Reproduce the records below in full and word for word, excluding pictures.

+++ Data rows

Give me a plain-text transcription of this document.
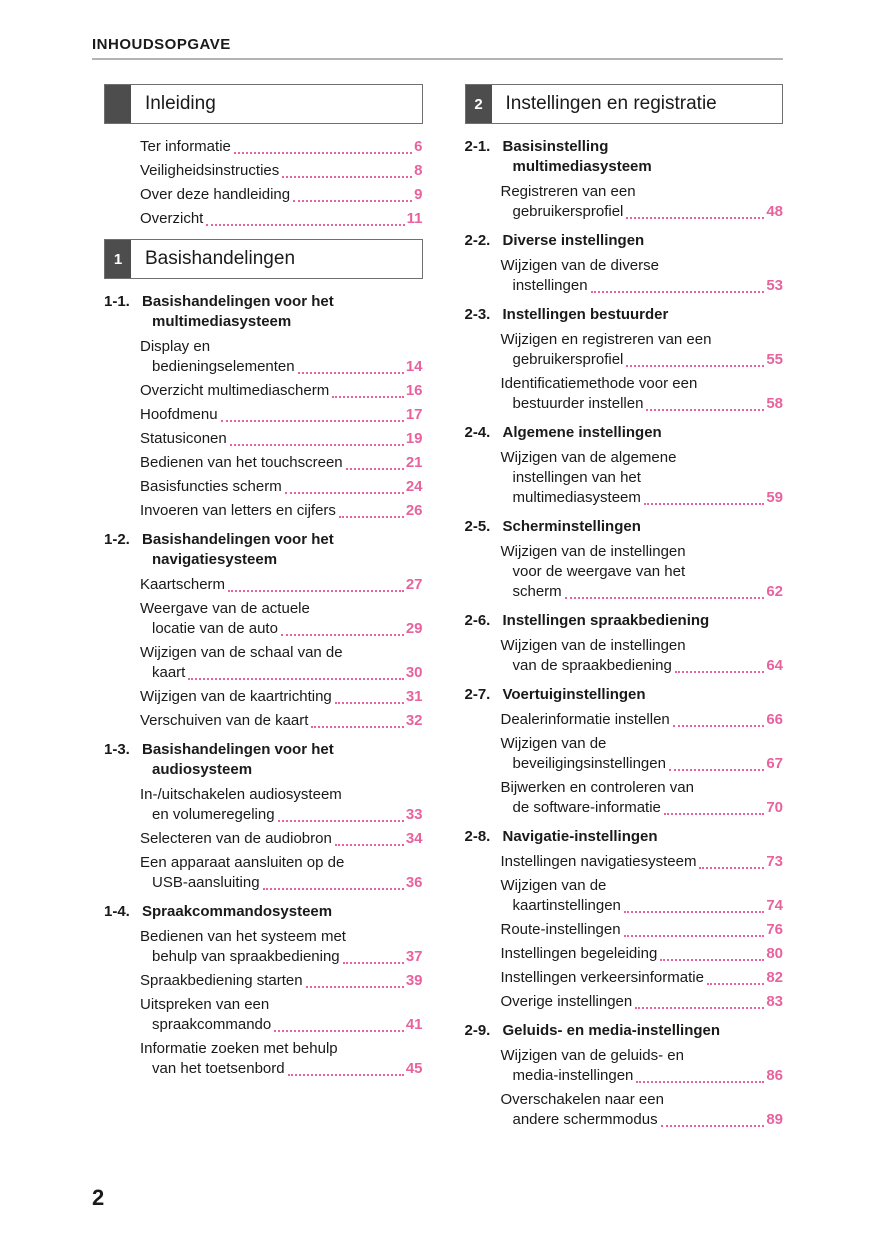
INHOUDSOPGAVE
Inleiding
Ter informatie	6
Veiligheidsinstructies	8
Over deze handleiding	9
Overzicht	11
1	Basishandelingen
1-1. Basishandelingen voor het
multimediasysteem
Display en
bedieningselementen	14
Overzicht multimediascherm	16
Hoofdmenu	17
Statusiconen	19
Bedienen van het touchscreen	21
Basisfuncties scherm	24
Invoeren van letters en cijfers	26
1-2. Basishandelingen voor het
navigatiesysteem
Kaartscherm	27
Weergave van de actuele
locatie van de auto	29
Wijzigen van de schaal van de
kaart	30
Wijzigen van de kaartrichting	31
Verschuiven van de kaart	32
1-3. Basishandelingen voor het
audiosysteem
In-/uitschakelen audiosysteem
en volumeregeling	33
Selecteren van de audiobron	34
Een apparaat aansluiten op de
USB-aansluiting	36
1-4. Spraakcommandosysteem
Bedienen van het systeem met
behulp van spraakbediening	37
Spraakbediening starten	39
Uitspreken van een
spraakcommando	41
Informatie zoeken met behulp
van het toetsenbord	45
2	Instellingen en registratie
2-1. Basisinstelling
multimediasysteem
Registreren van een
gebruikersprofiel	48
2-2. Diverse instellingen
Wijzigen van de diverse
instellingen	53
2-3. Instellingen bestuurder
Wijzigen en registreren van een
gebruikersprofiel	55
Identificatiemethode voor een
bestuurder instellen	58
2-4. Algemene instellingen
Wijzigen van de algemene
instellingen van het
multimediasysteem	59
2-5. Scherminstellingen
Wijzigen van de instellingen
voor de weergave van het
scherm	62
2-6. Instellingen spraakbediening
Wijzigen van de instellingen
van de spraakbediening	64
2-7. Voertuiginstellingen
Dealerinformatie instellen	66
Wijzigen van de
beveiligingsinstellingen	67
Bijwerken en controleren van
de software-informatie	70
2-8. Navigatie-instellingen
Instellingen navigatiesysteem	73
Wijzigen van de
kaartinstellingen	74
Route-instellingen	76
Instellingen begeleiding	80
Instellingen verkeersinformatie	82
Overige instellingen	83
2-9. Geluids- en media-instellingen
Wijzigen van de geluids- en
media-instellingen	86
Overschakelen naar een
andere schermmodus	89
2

++++++

Solution to this task
Give me a plain-text transcription of this document.
INHOUDSOPGAVE
Inleiding
Ter informatie	6
Veiligheidsinstructies	8
Over deze handleiding	9
Overzicht	11
1	Basishandelingen
1-1. Basishandelingen voor het
multimediasysteem
Display en
bedieningselementen	14
Overzicht multimediascherm	16
Hoofdmenu	17
Statusiconen	19
Bedienen van het touchscreen	21
Basisfuncties scherm	24
Invoeren van letters en cijfers	26
1-2. Basishandelingen voor het
navigatiesysteem
Kaartscherm	27
Weergave van de actuele
locatie van de auto	29
Wijzigen van de schaal van de
kaart	30
Wijzigen van de kaartrichting	31
Verschuiven van de kaart	32
1-3. Basishandelingen voor het
audiosysteem
In-/uitschakelen audiosysteem
en volumeregeling	33
Selecteren van de audiobron	34
Een apparaat aansluiten op de
USB-aansluiting	36
1-4. Spraakcommandosysteem
Bedienen van het systeem met
behulp van spraakbediening	37
Spraakbediening starten	39
Uitspreken van een
spraakcommando	41
Informatie zoeken met behulp
van het toetsenbord	45
2	Instellingen en registratie
2-1. Basisinstelling
multimediasysteem
Registreren van een
gebruikersprofiel	48
2-2. Diverse instellingen
Wijzigen van de diverse
instellingen	53
2-3. Instellingen bestuurder
Wijzigen en registreren van een
gebruikersprofiel	55
Identificatiemethode voor een
bestuurder instellen	58
2-4. Algemene instellingen
Wijzigen van de algemene
instellingen van het
multimediasysteem	59
2-5. Scherminstellingen
Wijzigen van de instellingen
voor de weergave van het
scherm	62
2-6. Instellingen spraakbediening
Wijzigen van de instellingen
van de spraakbediening	64
2-7. Voertuiginstellingen
Dealerinformatie instellen	66
Wijzigen van de
beveiligingsinstellingen	67
Bijwerken en controleren van
de software-informatie	70
2-8. Navigatie-instellingen
Instellingen navigatiesysteem	73
Wijzigen van de
kaartinstellingen	74
Route-instellingen	76
Instellingen begeleiding	80
Instellingen verkeersinformatie	82
Overige instellingen	83
2-9. Geluids- en media-instellingen
Wijzigen van de geluids- en
media-instellingen	86
Overschakelen naar een
andere schermmodus	89
2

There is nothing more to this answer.